■ **Stated exercise 1**
In the movie review, what does Buddy tell Jerry will happen at three o'clock?

■ **Document segment**
────

Very good, sadly ignored, teen movie of the 1980s.
3 September 2004 | by el_nicksterSee all my reviews

This is a teen comedy from the 1980s, every bit as good as anything made by John Hughes in those days (Breakfast Club, 16 Candles, etc.).

The plot: our hero, Jerry, is assigned by the school newspaper to interview the new kid at school. The new kid, Buddy, is a big thug with an attitude. To make his reputation, Buddy bullies and intimidates Jerry, and tells Jerry that, come three o'clock, he is going to beat him up. Jerry spends the rest of the day trying to get out of participating in the fight.

The story is full of the usual parodies of teen-aged stereotypes, but they are somehow more believable and human than the characters in most films of this genre. The protagonist, for example, suffers from under-confidence resulting from being hypoglycemic. The story is all about him overcoming his under-confidence (a process we all go through in high school), which is a really common plot in teen movies. What comes through in this film is that *all* of the students are going through the same process. The cool, spooky girl next door turns out not to be so cool, underneath. The hero's buddy tries to help in the struggle, but gets sick of him and abandons him. The villainous tough ends up feeling ashamed of himself. These comic characters stick with you because they are so much like real teenagers: naive, under-confident, and overreaching.

────

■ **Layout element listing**
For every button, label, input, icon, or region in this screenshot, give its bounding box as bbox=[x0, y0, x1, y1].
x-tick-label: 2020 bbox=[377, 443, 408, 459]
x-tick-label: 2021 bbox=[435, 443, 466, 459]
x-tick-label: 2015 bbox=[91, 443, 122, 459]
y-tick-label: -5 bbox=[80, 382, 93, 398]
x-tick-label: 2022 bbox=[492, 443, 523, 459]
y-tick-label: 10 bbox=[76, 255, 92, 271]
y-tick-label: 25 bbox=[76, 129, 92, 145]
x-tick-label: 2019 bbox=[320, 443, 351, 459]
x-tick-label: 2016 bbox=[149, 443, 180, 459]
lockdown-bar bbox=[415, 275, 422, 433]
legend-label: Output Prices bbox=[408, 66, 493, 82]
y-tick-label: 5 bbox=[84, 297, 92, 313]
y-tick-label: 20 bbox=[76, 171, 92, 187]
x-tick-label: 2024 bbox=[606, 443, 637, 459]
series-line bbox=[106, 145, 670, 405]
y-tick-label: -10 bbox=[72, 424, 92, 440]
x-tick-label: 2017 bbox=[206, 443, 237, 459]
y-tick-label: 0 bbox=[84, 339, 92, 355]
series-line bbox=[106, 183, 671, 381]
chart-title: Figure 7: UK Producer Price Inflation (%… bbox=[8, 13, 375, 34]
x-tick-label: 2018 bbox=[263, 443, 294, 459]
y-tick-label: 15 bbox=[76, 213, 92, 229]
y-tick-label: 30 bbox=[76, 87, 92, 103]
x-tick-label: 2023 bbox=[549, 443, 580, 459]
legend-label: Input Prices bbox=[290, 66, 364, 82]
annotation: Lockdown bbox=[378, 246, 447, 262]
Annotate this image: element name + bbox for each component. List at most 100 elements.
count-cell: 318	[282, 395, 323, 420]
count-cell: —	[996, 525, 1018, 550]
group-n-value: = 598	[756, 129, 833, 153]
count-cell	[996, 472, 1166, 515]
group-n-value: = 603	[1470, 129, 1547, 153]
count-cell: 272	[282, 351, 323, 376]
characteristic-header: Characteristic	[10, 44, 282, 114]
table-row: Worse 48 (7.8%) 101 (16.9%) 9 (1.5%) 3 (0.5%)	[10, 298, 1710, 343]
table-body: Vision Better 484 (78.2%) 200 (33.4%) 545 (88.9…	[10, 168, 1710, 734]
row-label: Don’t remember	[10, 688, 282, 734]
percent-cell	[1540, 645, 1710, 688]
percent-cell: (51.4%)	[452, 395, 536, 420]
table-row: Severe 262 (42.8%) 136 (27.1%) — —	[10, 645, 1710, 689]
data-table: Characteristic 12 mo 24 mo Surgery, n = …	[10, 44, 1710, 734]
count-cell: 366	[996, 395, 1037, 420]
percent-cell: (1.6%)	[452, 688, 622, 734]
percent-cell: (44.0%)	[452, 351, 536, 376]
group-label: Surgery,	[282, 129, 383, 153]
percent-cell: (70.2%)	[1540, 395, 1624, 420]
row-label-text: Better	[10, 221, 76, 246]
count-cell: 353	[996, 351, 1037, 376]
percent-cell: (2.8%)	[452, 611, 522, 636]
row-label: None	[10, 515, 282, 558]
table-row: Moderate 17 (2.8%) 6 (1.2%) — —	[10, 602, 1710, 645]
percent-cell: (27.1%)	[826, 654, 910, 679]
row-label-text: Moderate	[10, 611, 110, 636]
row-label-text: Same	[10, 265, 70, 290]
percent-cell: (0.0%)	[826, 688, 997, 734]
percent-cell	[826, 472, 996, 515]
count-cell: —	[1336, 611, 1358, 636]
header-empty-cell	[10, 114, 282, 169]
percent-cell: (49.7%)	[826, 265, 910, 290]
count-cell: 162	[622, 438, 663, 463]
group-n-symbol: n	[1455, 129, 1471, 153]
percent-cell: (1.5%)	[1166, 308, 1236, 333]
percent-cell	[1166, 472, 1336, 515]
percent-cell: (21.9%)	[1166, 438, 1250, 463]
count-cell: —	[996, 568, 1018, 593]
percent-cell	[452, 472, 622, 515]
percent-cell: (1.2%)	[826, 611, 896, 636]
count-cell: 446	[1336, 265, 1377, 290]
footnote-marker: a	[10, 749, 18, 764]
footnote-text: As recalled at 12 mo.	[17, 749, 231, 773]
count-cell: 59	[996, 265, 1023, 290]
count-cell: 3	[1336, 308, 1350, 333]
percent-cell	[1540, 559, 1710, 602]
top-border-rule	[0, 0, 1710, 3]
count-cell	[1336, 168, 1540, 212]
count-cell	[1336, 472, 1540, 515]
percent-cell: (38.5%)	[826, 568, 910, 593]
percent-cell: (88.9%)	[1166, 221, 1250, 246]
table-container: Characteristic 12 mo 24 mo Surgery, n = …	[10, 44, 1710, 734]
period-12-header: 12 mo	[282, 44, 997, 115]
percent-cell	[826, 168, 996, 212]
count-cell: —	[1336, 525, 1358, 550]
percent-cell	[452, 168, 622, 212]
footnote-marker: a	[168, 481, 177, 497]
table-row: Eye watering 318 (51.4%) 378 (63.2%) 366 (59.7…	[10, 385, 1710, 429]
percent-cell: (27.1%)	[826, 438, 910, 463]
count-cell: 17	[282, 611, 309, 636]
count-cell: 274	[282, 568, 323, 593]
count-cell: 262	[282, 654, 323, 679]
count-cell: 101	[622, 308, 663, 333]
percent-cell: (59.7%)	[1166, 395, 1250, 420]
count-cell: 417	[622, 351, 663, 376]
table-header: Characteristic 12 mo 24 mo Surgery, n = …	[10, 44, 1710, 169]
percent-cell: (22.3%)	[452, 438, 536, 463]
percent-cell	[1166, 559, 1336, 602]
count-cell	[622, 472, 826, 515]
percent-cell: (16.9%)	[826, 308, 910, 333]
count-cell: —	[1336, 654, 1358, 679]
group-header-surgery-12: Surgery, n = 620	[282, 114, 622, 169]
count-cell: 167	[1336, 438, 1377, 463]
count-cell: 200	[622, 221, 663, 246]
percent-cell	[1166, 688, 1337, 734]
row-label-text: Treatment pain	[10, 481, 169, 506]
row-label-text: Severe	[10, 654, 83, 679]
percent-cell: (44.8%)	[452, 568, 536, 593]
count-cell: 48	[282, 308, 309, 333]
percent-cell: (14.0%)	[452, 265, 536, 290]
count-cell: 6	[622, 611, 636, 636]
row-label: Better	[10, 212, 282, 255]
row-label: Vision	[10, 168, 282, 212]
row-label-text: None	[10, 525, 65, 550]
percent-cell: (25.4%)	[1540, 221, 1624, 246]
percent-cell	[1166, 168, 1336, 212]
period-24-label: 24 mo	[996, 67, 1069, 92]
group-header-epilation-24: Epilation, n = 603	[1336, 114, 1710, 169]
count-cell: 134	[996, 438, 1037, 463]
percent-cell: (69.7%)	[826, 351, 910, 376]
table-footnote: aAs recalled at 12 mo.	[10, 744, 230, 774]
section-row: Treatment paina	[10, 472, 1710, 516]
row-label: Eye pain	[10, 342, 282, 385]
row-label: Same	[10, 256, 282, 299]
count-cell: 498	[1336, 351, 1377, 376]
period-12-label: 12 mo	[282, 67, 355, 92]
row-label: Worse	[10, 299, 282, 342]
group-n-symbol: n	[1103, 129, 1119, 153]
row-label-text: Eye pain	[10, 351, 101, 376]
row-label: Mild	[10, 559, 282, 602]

────

■ **Stated exercise 2**
Please write out the listing again, from its first line through the line containing "x-tick-label: 2016 bbox=[149, 443, 180, 459]", swapping "x-tick-label" for "x-axis-label" and keeping everything else unchanged.

■ **Finished answer 1**
Buddy tells Jerry that he is going to beat him up.

■ **Finished answer 2**
For every button, label, input, icon, or region in this screenshot, give its bounding box as bbox=[x0, y0, x1, y1].
x-axis-label: 2020 bbox=[377, 443, 408, 459]
x-axis-label: 2021 bbox=[435, 443, 466, 459]
x-axis-label: 2015 bbox=[91, 443, 122, 459]
y-tick-label: -5 bbox=[80, 382, 93, 398]
x-axis-label: 2022 bbox=[492, 443, 523, 459]
y-tick-label: 10 bbox=[76, 255, 92, 271]
y-tick-label: 25 bbox=[76, 129, 92, 145]
x-axis-label: 2019 bbox=[320, 443, 351, 459]
x-axis-label: 2016 bbox=[149, 443, 180, 459]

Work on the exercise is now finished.